▸ TASK TO COMPLETE
Take from the listing each line that has the string "Output".

▸ RECORDED DATA
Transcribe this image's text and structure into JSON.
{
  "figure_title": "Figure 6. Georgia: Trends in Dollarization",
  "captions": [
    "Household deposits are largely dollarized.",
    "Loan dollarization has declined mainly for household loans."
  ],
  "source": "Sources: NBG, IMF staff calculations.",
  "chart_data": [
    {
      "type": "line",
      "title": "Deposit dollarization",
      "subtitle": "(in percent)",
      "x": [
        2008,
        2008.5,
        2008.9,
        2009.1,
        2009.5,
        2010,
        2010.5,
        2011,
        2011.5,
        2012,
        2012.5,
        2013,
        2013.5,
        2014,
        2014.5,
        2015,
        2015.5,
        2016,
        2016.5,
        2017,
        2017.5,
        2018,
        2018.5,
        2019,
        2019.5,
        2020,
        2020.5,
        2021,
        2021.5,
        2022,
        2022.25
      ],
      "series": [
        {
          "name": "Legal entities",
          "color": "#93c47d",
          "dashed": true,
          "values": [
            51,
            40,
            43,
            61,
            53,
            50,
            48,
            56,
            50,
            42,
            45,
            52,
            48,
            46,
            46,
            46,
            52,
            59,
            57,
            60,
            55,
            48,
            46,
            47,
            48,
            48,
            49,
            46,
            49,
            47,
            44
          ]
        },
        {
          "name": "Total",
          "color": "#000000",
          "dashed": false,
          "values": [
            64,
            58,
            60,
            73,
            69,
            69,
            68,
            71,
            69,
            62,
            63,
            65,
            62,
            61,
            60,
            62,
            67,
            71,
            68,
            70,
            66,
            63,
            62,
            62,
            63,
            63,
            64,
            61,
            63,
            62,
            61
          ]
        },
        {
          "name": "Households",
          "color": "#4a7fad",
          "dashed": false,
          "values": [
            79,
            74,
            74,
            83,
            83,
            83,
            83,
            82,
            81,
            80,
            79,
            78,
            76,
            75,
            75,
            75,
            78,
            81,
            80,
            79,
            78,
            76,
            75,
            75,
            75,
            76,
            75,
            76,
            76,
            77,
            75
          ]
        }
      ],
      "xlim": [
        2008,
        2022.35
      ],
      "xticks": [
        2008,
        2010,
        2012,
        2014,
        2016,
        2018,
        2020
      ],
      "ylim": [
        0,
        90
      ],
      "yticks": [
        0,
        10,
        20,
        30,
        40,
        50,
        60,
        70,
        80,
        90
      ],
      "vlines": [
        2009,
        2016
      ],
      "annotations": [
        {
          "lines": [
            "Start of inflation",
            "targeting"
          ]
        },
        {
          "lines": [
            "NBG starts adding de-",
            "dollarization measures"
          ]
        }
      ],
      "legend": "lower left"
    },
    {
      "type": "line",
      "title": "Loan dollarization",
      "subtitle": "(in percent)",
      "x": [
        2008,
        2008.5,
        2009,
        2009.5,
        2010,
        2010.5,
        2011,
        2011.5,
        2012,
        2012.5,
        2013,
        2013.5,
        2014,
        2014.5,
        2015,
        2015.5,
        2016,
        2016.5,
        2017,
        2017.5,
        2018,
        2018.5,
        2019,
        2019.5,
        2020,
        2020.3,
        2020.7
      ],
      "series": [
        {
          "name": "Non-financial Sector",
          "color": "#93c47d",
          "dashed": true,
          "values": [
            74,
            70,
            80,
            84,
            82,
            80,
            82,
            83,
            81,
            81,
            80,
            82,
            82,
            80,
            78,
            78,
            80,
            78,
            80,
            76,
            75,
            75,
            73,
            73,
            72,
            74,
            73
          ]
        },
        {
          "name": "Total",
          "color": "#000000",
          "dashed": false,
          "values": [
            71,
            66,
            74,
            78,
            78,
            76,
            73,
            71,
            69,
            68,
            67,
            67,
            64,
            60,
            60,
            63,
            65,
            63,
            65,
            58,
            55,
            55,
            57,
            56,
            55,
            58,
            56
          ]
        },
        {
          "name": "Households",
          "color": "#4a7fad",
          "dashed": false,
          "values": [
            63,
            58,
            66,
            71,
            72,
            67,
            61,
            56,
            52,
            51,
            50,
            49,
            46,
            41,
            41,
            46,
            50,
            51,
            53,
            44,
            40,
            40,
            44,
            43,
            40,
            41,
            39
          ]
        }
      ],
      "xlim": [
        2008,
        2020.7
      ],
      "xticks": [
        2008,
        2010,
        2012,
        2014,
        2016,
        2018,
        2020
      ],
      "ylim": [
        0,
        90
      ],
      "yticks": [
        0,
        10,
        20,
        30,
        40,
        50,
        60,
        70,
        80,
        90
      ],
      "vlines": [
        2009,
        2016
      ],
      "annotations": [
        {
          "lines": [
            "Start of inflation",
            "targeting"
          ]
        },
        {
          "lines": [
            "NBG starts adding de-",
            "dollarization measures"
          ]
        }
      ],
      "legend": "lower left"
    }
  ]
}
...
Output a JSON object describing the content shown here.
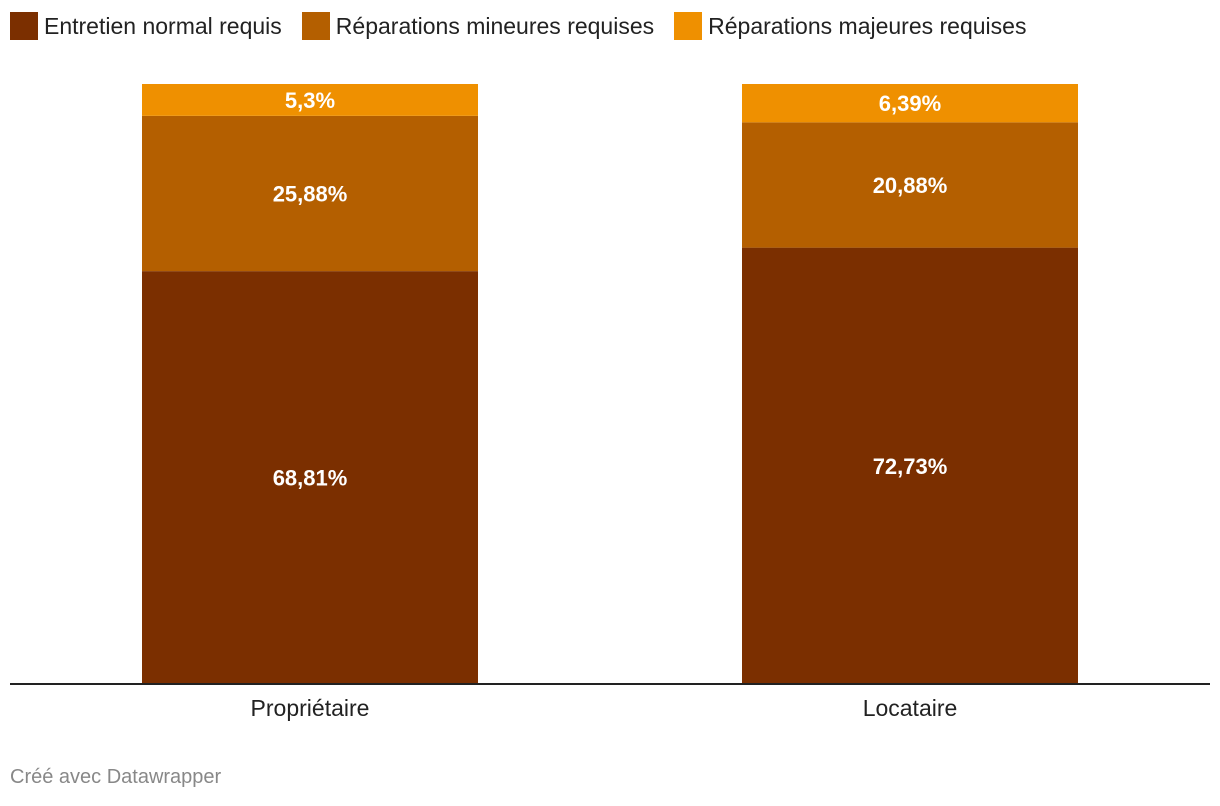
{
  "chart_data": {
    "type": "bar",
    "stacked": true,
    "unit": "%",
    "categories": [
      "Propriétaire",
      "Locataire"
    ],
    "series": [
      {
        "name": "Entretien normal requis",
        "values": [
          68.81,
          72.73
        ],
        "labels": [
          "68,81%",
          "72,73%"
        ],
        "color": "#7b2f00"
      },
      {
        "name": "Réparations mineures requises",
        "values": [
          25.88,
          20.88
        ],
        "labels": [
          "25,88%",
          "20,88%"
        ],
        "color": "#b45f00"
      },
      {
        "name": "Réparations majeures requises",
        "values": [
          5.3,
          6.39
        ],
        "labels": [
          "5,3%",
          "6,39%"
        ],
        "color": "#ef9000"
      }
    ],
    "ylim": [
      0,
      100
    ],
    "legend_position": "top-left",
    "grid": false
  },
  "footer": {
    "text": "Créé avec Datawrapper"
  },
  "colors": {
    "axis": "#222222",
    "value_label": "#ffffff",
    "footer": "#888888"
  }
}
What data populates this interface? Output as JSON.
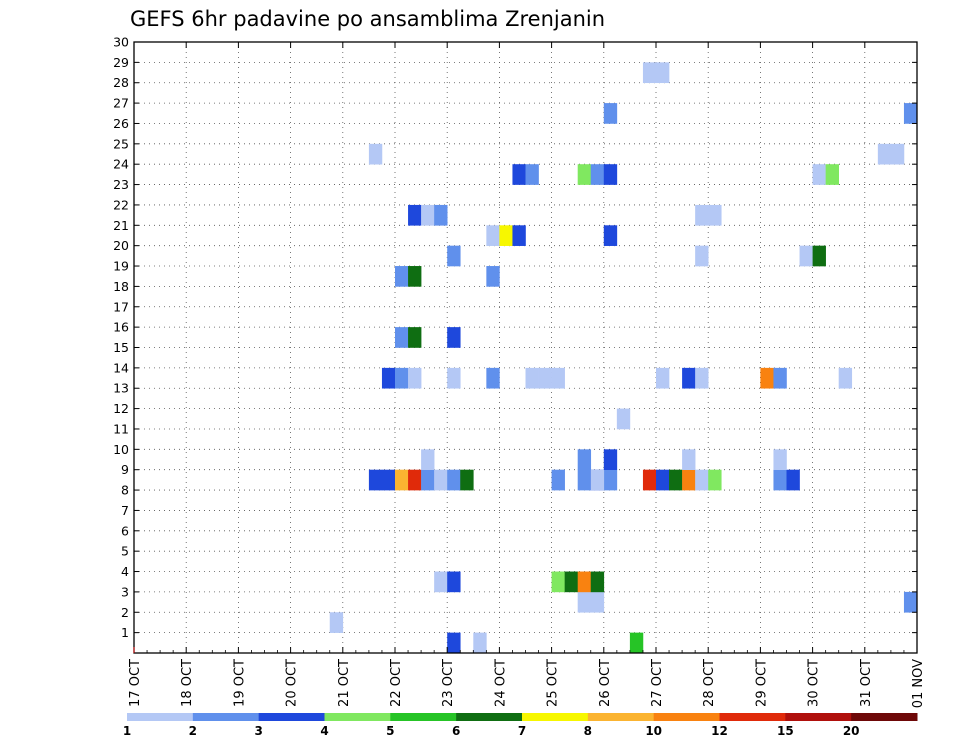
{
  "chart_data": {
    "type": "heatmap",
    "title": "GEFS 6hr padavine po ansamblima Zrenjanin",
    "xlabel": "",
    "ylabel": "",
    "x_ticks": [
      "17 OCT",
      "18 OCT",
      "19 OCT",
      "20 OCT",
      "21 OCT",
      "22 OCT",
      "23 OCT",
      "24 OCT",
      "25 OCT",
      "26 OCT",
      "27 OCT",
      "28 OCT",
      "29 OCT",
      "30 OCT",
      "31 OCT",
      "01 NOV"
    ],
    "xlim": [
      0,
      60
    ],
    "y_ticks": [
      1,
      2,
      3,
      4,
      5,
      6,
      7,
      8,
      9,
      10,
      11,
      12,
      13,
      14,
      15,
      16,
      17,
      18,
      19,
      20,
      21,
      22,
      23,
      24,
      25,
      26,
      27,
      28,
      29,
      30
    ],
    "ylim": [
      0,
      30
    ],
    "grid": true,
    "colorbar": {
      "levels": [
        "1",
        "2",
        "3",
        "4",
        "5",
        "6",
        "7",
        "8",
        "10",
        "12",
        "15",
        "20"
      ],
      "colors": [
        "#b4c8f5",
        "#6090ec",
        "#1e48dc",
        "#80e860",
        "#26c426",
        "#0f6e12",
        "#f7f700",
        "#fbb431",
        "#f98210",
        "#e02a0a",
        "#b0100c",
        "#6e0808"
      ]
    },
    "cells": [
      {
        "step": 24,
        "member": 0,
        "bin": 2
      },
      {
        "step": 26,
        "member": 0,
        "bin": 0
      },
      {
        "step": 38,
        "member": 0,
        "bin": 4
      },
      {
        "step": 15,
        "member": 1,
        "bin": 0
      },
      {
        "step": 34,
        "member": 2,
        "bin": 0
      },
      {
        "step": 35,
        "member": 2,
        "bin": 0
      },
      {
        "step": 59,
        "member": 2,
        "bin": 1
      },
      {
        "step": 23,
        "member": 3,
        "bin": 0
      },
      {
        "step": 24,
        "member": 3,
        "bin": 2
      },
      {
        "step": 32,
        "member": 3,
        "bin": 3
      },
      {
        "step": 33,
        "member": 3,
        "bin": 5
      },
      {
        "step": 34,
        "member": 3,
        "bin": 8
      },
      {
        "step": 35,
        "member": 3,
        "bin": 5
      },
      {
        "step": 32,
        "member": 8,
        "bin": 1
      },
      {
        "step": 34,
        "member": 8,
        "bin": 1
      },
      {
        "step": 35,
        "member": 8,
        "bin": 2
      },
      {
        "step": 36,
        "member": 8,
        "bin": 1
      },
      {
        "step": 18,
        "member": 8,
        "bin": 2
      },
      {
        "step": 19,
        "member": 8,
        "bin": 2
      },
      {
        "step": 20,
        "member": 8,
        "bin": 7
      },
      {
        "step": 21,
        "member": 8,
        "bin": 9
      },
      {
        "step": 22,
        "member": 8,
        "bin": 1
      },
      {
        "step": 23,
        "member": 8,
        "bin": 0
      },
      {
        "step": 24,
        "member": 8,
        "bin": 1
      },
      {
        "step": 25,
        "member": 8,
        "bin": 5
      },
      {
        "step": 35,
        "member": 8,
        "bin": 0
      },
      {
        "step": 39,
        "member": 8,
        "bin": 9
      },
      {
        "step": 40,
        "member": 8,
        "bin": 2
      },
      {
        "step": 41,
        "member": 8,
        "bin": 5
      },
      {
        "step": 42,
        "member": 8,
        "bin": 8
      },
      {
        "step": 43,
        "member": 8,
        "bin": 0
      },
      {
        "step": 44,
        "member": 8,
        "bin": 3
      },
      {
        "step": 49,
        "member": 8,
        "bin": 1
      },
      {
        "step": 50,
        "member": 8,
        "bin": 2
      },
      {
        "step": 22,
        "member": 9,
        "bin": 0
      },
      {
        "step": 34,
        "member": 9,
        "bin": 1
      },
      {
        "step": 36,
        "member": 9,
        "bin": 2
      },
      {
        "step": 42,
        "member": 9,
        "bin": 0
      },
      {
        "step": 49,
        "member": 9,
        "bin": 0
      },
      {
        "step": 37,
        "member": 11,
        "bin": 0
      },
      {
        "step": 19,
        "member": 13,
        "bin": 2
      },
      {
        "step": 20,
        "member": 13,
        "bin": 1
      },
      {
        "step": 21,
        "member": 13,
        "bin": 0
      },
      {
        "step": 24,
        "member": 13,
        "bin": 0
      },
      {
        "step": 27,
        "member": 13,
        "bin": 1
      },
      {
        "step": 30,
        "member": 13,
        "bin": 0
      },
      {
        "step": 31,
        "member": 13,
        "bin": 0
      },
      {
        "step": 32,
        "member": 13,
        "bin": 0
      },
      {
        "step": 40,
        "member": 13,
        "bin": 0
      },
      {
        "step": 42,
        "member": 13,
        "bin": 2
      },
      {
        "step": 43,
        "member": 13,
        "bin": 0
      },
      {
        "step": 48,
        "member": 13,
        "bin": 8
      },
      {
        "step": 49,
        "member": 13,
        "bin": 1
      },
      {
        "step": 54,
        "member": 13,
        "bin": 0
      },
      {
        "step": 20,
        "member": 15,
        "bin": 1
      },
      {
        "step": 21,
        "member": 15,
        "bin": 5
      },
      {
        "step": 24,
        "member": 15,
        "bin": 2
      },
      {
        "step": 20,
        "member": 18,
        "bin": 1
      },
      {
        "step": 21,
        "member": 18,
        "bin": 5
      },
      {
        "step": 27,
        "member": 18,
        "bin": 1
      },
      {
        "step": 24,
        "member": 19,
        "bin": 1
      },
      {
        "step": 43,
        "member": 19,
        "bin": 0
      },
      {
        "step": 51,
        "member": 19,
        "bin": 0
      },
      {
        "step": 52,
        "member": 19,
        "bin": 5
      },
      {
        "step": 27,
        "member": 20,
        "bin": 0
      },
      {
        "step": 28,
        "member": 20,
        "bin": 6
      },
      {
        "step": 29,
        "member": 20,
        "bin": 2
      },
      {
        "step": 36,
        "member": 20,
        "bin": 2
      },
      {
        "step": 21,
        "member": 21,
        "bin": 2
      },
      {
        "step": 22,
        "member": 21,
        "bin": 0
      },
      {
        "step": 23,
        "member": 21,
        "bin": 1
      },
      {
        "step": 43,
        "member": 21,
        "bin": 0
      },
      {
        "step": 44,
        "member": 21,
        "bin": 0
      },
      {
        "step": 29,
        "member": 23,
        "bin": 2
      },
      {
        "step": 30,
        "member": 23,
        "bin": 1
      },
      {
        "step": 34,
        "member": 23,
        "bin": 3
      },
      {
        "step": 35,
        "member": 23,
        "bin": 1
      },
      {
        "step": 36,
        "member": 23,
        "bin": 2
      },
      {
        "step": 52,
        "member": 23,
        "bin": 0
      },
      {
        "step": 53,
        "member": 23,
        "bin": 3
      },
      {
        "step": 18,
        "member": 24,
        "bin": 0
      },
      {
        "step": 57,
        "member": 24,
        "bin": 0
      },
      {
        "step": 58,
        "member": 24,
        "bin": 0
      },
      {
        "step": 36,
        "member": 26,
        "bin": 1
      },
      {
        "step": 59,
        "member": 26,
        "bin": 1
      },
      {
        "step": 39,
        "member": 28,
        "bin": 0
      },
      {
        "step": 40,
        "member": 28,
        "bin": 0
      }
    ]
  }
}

▸ RESULT FOR THIS EXERCISE
Output a JSON object describing the content shown here.
What data populates this interface? Output as JSON.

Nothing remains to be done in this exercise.